-------- Task inputs
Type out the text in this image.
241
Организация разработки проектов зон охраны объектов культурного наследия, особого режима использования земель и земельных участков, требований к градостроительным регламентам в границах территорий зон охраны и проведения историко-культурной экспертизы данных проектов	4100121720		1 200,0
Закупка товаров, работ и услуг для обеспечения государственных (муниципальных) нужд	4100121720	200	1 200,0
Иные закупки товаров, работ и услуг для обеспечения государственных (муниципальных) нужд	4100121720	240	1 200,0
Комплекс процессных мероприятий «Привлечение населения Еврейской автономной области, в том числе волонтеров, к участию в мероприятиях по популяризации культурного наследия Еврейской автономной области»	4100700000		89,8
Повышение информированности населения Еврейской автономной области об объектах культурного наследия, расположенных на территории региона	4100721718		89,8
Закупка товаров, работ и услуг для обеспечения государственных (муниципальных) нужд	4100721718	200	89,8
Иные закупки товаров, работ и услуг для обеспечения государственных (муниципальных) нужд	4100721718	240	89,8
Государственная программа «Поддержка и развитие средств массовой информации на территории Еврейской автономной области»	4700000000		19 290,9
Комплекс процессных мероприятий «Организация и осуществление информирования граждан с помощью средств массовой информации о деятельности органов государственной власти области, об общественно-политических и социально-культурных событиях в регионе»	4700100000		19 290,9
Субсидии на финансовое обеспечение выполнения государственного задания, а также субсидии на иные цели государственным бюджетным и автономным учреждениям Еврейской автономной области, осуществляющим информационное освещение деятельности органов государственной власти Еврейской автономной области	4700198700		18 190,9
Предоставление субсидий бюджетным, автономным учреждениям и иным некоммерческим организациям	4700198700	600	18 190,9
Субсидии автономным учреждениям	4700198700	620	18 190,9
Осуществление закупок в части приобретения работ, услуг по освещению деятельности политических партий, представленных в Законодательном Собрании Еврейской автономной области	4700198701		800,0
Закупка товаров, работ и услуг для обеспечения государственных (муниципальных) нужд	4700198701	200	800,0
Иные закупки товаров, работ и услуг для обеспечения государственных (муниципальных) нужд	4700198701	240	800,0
----------------
» **Problem to solve**
Pick out the lines that include the word "Субсидии" and write them out.

» **Task solution**
Субсидии на финансовое обеспечение выполнения государственного задания, а также субсидии на иные цели государственным бюджетным и автономным учреждениям Еврейской автономной области, осуществляющим информационное освещение деятельности органов государственной власти Еврейской автономной области	4700198700		18 190,9
Субсидии автономным учреждениям	4700198700	620	18 190,9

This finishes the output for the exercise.